» EXERCISE TASK: Exactly reproduce each record listed below.

» LISTING:
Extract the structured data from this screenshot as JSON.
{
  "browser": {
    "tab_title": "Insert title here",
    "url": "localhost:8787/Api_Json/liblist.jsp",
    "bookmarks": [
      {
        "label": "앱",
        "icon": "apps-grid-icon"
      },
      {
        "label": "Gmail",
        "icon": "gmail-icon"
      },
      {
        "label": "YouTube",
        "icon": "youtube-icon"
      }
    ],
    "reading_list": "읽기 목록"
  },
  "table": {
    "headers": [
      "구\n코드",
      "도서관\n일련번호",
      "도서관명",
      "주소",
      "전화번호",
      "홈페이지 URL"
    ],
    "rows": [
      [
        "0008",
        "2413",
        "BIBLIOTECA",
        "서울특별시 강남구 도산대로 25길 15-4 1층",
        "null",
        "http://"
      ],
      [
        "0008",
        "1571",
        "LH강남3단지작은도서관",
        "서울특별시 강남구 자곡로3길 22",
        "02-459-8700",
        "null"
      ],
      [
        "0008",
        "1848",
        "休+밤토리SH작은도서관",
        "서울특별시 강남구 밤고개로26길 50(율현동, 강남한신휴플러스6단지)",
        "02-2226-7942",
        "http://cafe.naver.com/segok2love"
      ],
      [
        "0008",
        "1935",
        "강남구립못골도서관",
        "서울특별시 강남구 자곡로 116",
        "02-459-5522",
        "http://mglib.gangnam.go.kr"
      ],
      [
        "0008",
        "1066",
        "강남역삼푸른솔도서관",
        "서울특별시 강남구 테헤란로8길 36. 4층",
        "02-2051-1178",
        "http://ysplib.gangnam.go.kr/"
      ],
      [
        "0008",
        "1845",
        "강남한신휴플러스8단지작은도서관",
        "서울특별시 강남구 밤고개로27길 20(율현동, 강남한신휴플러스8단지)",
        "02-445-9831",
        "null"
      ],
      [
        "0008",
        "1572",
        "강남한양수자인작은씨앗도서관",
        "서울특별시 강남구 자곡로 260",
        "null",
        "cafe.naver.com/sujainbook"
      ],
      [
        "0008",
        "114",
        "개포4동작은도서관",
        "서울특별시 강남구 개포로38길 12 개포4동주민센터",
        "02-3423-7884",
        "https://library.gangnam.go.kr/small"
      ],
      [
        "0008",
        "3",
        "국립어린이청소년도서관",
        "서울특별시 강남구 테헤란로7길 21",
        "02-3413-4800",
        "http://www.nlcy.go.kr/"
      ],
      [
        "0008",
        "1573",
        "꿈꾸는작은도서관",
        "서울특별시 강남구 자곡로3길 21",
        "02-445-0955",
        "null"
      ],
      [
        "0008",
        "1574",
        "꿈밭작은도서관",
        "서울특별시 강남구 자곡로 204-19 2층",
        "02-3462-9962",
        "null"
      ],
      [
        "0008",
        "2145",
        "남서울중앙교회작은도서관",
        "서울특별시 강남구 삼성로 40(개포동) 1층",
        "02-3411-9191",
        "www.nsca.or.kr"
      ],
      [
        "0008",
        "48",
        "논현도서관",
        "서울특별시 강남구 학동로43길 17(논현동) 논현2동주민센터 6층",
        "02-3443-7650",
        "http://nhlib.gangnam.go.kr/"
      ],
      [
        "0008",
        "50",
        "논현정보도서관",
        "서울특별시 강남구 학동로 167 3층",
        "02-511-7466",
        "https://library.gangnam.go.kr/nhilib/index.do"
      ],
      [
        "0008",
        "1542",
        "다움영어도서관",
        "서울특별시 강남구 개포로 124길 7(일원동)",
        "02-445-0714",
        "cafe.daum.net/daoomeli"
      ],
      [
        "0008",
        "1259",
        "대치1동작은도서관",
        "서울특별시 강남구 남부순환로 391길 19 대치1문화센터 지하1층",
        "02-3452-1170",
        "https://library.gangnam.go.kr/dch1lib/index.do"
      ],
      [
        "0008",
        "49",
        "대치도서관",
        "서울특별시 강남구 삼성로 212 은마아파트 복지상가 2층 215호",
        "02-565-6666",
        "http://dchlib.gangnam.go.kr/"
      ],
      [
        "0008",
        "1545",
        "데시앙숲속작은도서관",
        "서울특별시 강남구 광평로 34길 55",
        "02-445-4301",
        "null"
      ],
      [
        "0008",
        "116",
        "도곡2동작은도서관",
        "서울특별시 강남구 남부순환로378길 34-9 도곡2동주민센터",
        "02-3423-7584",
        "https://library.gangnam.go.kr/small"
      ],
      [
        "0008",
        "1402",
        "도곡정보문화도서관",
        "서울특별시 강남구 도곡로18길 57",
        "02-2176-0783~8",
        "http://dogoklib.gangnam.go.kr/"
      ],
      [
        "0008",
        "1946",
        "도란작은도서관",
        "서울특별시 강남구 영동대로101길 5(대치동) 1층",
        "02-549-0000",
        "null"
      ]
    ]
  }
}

» RESULT OF THE EXERCISE:
Extract the structured data from this screenshot as JSON.
{
  "browser": {
    "tab_title": "Insert title here",
    "url": "localhost:8787/Api_Json/liblist.jsp",
    "bookmarks": [
      {
        "label": "앱",
        "icon": "apps-grid-icon"
      },
      {
        "label": "Gmail",
        "icon": "gmail-icon"
      },
      {
        "label": "YouTube",
        "icon": "youtube-icon"
      }
    ],
    "reading_list": "읽기 목록"
  },
  "table": {
    "headers": [
      "구\n코드",
      "도서관\n일련번호",
      "도서관명",
      "주소",
      "전화번호",
      "홈페이지 URL"
    ],
    "rows": [
      [
        "0008",
        "2413",
        "BIBLIOTECA",
        "서울특별시 강남구 도산대로 25길 15-4 1층",
        "null",
        "http://"
      ],
      [
        "0008",
        "1571",
        "LH강남3단지작은도서관",
        "서울특별시 강남구 자곡로3길 22",
        "02-459-8700",
        "null"
      ],
      [
        "0008",
        "1848",
        "休+밤토리SH작은도서관",
        "서울특별시 강남구 밤고개로26길 50(율현동, 강남한신휴플러스6단지)",
        "02-2226-7942",
        "http://cafe.naver.com/segok2love"
      ],
      [
        "0008",
        "1935",
        "강남구립못골도서관",
        "서울특별시 강남구 자곡로 116",
        "02-459-5522",
        "http://mglib.gangnam.go.kr"
      ],
      [
        "0008",
        "1066",
        "강남역삼푸른솔도서관",
        "서울특별시 강남구 테헤란로8길 36. 4층",
        "02-2051-1178",
        "http://ysplib.gangnam.go.kr/"
      ],
      [
        "0008",
        "1845",
        "강남한신휴플러스8단지작은도서관",
        "서울특별시 강남구 밤고개로27길 20(율현동, 강남한신휴플러스8단지)",
        "02-445-9831",
        "null"
      ],
      [
        "0008",
        "1572",
        "강남한양수자인작은씨앗도서관",
        "서울특별시 강남구 자곡로 260",
        "null",
        "cafe.naver.com/sujainbook"
      ],
      [
        "0008",
        "114",
        "개포4동작은도서관",
        "서울특별시 강남구 개포로38길 12 개포4동주민센터",
        "02-3423-7884",
        "https://library.gangnam.go.kr/small"
      ],
      [
        "0008",
        "3",
        "국립어린이청소년도서관",
        "서울특별시 강남구 테헤란로7길 21",
        "02-3413-4800",
        "http://www.nlcy.go.kr/"
      ],
      [
        "0008",
        "1573",
        "꿈꾸는작은도서관",
        "서울특별시 강남구 자곡로3길 21",
        "02-445-0955",
        "null"
      ],
      [
        "0008",
        "1574",
        "꿈밭작은도서관",
        "서울특별시 강남구 자곡로 204-19 2층",
        "02-3462-9962",
        "null"
      ],
      [
        "0008",
        "2145",
        "남서울중앙교회작은도서관",
        "서울특별시 강남구 삼성로 40(개포동) 1층",
        "02-3411-9191",
        "www.nsca.or.kr"
      ],
      [
        "0008",
        "48",
        "논현도서관",
        "서울특별시 강남구 학동로43길 17(논현동) 논현2동주민센터 6층",
        "02-3443-7650",
        "http://nhlib.gangnam.go.kr/"
      ],
      [
        "0008",
        "50",
        "논현정보도서관",
        "서울특별시 강남구 학동로 167 3층",
        "02-511-7466",
        "https://library.gangnam.go.kr/nhilib/index.do"
      ],
      [
        "0008",
        "1542",
        "다움영어도서관",
        "서울특별시 강남구 개포로 124길 7(일원동)",
        "02-445-0714",
        "cafe.daum.net/daoomeli"
      ],
      [
        "0008",
        "1259",
        "대치1동작은도서관",
        "서울특별시 강남구 남부순환로 391길 19 대치1문화센터 지하1층",
        "02-3452-1170",
        "https://library.gangnam.go.kr/dch1lib/index.do"
      ],
      [
        "0008",
        "49",
        "대치도서관",
        "서울특별시 강남구 삼성로 212 은마아파트 복지상가 2층 215호",
        "02-565-6666",
        "http://dchlib.gangnam.go.kr/"
      ],
      [
        "0008",
        "1545",
        "데시앙숲속작은도서관",
        "서울특별시 강남구 광평로 34길 55",
        "02-445-4301",
        "null"
      ],
      [
        "0008",
        "116",
        "도곡2동작은도서관",
        "서울특별시 강남구 남부순환로378길 34-9 도곡2동주민센터",
        "02-3423-7584",
        "https://library.gangnam.go.kr/small"
      ],
      [
        "0008",
        "1402",
        "도곡정보문화도서관",
        "서울특별시 강남구 도곡로18길 57",
        "02-2176-0783~8",
        "http://dogoklib.gangnam.go.kr/"
      ],
      [
        "0008",
        "1946",
        "도란작은도서관",
        "서울특별시 강남구 영동대로101길 5(대치동) 1층",
        "02-549-0000",
        "null"
      ]
    ]
  }
}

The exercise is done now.